Short exercise 1: According to the plan definitions text, what is the Determination Date?

:::::

2.8          Deferral Period

 

“Deferral Period” means each calendar year with respect to an Annual Bonus or Director Fees and means the 30-day period following the grant of a Phantom Unit Award in the case of Phantom Unit Awards.

 

2.9          Determination Date

 

“Determination Date” means the last day of each calendar month.

 

2.10        Director

 

“Director” means a member of the Board of K-Sea General Partner GP, LLC.

 

2.11        Earnings

 

“Earnings” means, with respect to the subaccounts of a Participant’s Account associated with deferrals of an Annual Bonus or deferrals of Directors Fees, the earnings or losses attributable to any investment vehicles which the Committee may from time to time identify for such purpose. In so identifying one or more investment vehicles, the Committee may, in its discretion, establish a mechanism to allow each Participant to select which of the specified investment vehicles shall serve as the basis for determining Earnings with respect to the Participant’s applicable subaccounts. Alternatively, the Committee may, in its discretion, direct that the Earnings attributable to the Participant’s applicable subaccounts shall be determined by reference to a pre-determined investment vehicle or specified blend of investment vehicles.

:::::

Short exercise 2: Rewrite the records from their first line through the line containing "The nibs 28 is at (363, 177).", swapping "plan view" for "top view" and leaving everything else unchanged. Return only those lines.

:::::

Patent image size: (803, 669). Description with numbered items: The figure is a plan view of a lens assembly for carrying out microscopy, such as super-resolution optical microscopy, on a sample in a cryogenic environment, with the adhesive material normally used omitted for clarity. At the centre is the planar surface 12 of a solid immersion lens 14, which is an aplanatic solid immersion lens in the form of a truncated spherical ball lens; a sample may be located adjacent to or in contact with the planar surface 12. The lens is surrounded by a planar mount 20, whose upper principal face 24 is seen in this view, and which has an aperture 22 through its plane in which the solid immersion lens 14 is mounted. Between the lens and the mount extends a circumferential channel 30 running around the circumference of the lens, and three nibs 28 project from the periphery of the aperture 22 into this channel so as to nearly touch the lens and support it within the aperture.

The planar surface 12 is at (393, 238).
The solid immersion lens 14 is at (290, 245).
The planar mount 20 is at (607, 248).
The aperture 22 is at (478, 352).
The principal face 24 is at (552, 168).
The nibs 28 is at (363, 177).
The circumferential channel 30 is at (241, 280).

:::::

Task response 1: The last day of each calendar month.

Task response 2:
Patent image size: (803, 669). Description with numbered items: The figure is a top view of a lens assembly for carrying out microscopy, such as super-resolution optical microscopy, on a sample in a cryogenic environment, with the adhesive material normally used omitted for clarity. At the centre is the planar surface 12 of a solid immersion lens 14, which is an aplanatic solid immersion lens in the form of a truncated spherical ball lens; a sample may be located adjacent to or in contact with the planar surface 12. The lens is surrounded by a planar mount 20, whose upper principal face 24 is seen in this view, and which has an aperture 22 through its plane in which the solid immersion lens 14 is mounted. Between the lens and the mount extends a circumferential channel 30 running around the circumference of the lens, and three nibs 28 project from the periphery of the aperture 22 into this channel so as to nearly touch the lens and support it within the aperture.

The planar surface 12 is at (393, 238).
The solid immersion lens 14 is at (290, 245).
The planar mount 20 is at (607, 248).
The aperture 22 is at (478, 352).
The principal face 24 is at (552, 168).
The nibs 28 is at (363, 177).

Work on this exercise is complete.